Stored records
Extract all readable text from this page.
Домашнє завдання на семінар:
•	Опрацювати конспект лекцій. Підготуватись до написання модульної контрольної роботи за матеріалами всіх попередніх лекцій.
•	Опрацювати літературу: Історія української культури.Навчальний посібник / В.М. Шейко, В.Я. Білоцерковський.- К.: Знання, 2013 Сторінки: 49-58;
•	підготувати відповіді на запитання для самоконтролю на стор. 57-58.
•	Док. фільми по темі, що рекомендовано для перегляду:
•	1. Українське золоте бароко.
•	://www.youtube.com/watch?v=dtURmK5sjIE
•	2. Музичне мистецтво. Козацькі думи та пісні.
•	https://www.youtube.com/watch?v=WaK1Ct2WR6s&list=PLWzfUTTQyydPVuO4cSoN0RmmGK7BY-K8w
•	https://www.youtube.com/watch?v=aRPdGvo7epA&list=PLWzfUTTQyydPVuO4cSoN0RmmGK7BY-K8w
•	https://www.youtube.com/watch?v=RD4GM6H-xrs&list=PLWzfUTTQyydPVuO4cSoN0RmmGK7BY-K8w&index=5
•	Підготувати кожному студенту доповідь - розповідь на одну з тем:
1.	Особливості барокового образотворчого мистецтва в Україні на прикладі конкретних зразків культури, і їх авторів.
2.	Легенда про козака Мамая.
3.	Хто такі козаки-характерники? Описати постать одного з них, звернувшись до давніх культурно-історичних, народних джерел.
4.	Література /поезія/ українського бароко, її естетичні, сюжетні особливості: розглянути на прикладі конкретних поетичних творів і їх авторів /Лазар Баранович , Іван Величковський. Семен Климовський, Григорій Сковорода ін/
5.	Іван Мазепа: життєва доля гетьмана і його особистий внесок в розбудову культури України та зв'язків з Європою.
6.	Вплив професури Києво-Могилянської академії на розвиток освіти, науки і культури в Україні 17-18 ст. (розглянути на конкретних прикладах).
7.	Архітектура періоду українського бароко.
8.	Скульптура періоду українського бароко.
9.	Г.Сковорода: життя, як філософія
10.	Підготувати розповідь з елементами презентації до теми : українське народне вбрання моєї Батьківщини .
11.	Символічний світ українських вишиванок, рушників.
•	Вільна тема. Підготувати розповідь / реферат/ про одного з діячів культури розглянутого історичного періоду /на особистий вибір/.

YOUR GOAL: Print all of the entries again, exactly as written.

THE REPLY:
Extract all readable text from this page.
Домашнє завдання на семінар:
•	Опрацювати конспект лекцій. Підготуватись до написання модульної контрольної роботи за матеріалами всіх попередніх лекцій.
•	Опрацювати літературу: Історія української культури.Навчальний посібник / В.М. Шейко, В.Я. Білоцерковський.- К.: Знання, 2013 Сторінки: 49-58;
•	підготувати відповіді на запитання для самоконтролю на стор. 57-58.
•	Док. фільми по темі, що рекомендовано для перегляду:
•	1. Українське золоте бароко.
•	://www.youtube.com/watch?v=dtURmK5sjIE
•	2. Музичне мистецтво. Козацькі думи та пісні.
•	https://www.youtube.com/watch?v=WaK1Ct2WR6s&list=PLWzfUTTQyydPVuO4cSoN0RmmGK7BY-K8w
•	https://www.youtube.com/watch?v=aRPdGvo7epA&list=PLWzfUTTQyydPVuO4cSoN0RmmGK7BY-K8w
•	https://www.youtube.com/watch?v=RD4GM6H-xrs&list=PLWzfUTTQyydPVuO4cSoN0RmmGK7BY-K8w&index=5
•	Підготувати кожному студенту доповідь - розповідь на одну з тем:
1.	Особливості барокового образотворчого мистецтва в Україні на прикладі конкретних зразків культури, і їх авторів.
2.	Легенда про козака Мамая.
3.	Хто такі козаки-характерники? Описати постать одного з них, звернувшись до давніх культурно-історичних, народних джерел.
4.	Література /поезія/ українського бароко, її естетичні, сюжетні особливості: розглянути на прикладі конкретних поетичних творів і їх авторів /Лазар Баранович , Іван Величковський. Семен Климовський, Григорій Сковорода ін/
5.	Іван Мазепа: життєва доля гетьмана і його особистий внесок в розбудову культури України та зв'язків з Європою.
6.	Вплив професури Києво-Могилянської академії на розвиток освіти, науки і культури в Україні 17-18 ст. (розглянути на конкретних прикладах).
7.	Архітектура періоду українського бароко.
8.	Скульптура періоду українського бароко.
9.	Г.Сковорода: життя, як філософія
10.	Підготувати розповідь з елементами презентації до теми : українське народне вбрання моєї Батьківщини .
11.	Символічний світ українських вишиванок, рушників.
•	Вільна тема. Підготувати розповідь / реферат/ про одного з діячів культури розглянутого історичного періоду /на особистий вибір/.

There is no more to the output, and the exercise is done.